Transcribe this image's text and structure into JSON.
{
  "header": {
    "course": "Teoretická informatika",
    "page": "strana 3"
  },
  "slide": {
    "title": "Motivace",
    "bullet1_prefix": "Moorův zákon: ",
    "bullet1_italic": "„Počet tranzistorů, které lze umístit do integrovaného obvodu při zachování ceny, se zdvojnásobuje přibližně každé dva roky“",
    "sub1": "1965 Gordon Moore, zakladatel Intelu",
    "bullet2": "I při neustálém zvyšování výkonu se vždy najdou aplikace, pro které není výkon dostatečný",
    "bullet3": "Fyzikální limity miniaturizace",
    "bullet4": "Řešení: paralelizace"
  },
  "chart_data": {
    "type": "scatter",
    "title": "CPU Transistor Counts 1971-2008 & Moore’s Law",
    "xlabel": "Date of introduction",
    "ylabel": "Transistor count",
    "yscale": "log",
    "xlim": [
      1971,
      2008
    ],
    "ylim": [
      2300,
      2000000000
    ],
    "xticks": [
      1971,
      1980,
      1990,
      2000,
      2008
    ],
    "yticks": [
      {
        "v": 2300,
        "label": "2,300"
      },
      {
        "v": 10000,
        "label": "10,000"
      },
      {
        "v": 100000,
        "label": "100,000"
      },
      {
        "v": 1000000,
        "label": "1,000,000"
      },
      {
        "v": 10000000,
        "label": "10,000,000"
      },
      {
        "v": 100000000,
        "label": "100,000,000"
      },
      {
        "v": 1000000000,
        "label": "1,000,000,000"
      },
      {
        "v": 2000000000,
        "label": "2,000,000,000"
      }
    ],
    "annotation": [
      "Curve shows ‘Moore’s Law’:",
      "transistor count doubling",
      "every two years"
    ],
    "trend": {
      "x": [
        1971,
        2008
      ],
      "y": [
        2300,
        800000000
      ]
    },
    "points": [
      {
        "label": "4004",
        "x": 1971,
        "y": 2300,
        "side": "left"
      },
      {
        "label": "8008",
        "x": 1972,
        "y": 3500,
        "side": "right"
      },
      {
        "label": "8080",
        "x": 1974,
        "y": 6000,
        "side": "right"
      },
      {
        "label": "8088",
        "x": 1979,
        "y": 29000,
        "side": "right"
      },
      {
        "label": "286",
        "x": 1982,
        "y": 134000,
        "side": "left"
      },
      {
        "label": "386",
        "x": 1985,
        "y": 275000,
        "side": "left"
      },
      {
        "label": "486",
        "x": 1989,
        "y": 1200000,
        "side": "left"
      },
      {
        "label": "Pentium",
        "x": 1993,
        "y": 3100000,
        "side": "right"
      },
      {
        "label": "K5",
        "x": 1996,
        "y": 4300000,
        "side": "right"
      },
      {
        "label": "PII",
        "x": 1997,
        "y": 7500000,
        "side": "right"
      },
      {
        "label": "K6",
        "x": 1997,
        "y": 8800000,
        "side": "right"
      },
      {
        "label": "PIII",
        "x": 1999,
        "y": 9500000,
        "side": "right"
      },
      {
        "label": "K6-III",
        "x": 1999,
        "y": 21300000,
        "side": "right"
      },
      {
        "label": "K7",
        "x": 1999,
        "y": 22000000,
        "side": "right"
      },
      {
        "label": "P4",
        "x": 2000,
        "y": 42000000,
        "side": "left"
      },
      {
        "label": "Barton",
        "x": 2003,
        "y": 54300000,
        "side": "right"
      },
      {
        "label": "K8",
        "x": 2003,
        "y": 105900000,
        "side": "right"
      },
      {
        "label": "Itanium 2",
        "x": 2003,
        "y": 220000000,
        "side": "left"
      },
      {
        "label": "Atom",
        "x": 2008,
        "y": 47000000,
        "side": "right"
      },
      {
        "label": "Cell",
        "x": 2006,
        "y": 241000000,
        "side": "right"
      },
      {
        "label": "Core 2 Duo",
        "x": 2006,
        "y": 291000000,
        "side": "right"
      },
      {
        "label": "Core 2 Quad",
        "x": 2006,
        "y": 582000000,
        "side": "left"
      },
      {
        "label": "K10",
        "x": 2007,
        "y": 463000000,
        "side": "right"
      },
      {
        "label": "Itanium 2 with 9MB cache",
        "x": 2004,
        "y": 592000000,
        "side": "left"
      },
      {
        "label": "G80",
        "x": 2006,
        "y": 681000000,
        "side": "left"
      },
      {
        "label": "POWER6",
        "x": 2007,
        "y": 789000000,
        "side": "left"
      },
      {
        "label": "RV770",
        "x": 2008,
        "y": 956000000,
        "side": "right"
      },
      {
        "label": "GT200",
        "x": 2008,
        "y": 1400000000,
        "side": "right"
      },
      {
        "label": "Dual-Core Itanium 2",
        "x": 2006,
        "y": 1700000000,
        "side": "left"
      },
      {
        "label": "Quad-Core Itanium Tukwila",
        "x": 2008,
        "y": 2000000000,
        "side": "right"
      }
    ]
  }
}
==========
§ Short exercise: Report only a number: how many lines in the material above contain the string "Core".

§ Solution below: 4